WHAT YOU HAVE TO DO: Render every entry exactly as it appears.

EXTRACTED MATERIAL:
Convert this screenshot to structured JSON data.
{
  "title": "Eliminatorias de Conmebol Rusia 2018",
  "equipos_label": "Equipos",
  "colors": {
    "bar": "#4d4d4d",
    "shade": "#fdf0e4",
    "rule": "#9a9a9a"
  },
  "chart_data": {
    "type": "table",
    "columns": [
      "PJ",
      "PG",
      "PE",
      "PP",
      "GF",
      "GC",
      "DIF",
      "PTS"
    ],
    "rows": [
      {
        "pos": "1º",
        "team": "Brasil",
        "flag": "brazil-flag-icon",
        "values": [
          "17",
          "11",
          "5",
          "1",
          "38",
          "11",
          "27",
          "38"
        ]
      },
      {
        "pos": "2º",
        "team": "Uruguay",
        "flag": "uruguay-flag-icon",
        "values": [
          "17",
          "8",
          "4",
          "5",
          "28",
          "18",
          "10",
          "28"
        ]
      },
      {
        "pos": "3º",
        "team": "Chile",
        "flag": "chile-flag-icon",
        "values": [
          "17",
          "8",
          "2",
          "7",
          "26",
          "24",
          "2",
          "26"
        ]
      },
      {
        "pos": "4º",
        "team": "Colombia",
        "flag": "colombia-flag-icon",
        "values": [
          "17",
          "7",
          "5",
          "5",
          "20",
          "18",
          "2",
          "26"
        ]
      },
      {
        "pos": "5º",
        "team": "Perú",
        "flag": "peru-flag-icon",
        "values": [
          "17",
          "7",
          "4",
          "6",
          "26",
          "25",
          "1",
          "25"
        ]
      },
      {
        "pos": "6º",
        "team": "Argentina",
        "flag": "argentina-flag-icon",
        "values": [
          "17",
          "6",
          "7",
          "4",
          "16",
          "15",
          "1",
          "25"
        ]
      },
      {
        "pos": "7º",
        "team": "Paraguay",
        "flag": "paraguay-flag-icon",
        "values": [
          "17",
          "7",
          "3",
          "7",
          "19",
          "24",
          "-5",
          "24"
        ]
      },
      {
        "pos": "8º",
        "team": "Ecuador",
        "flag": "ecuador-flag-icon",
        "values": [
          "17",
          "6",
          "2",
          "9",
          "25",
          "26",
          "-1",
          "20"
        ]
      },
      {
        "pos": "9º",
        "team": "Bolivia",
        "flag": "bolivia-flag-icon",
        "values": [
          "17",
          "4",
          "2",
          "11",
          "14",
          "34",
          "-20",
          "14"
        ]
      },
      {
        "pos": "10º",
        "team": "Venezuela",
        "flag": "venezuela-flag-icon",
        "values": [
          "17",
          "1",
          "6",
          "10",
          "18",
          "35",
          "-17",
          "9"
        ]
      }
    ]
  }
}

SOLVED EXERCISE:
Convert this screenshot to structured JSON data.
{
  "title": "Eliminatorias de Conmebol Rusia 2018",
  "equipos_label": "Equipos",
  "colors": {
    "bar": "#4d4d4d",
    "shade": "#fdf0e4",
    "rule": "#9a9a9a"
  },
  "chart_data": {
    "type": "table",
    "columns": [
      "PJ",
      "PG",
      "PE",
      "PP",
      "GF",
      "GC",
      "DIF",
      "PTS"
    ],
    "rows": [
      {
        "pos": "1º",
        "team": "Brasil",
        "flag": "brazil-flag-icon",
        "values": [
          "17",
          "11",
          "5",
          "1",
          "38",
          "11",
          "27",
          "38"
        ]
      },
      {
        "pos": "2º",
        "team": "Uruguay",
        "flag": "uruguay-flag-icon",
        "values": [
          "17",
          "8",
          "4",
          "5",
          "28",
          "18",
          "10",
          "28"
        ]
      },
      {
        "pos": "3º",
        "team": "Chile",
        "flag": "chile-flag-icon",
        "values": [
          "17",
          "8",
          "2",
          "7",
          "26",
          "24",
          "2",
          "26"
        ]
      },
      {
        "pos": "4º",
        "team": "Colombia",
        "flag": "colombia-flag-icon",
        "values": [
          "17",
          "7",
          "5",
          "5",
          "20",
          "18",
          "2",
          "26"
        ]
      },
      {
        "pos": "5º",
        "team": "Perú",
        "flag": "peru-flag-icon",
        "values": [
          "17",
          "7",
          "4",
          "6",
          "26",
          "25",
          "1",
          "25"
        ]
      },
      {
        "pos": "6º",
        "team": "Argentina",
        "flag": "argentina-flag-icon",
        "values": [
          "17",
          "6",
          "7",
          "4",
          "16",
          "15",
          "1",
          "25"
        ]
      },
      {
        "pos": "7º",
        "team": "Paraguay",
        "flag": "paraguay-flag-icon",
        "values": [
          "17",
          "7",
          "3",
          "7",
          "19",
          "24",
          "-5",
          "24"
        ]
      },
      {
        "pos": "8º",
        "team": "Ecuador",
        "flag": "ecuador-flag-icon",
        "values": [
          "17",
          "6",
          "2",
          "9",
          "25",
          "26",
          "-1",
          "20"
        ]
      },
      {
        "pos": "9º",
        "team": "Bolivia",
        "flag": "bolivia-flag-icon",
        "values": [
          "17",
          "4",
          "2",
          "11",
          "14",
          "34",
          "-20",
          "14"
        ]
      },
      {
        "pos": "10º",
        "team": "Venezuela",
        "flag": "venezuela-flag-icon",
        "values": [
          "17",
          "1",
          "6",
          "10",
          "18",
          "35",
          "-17",
          "9"
        ]
      }
    ]
  }
}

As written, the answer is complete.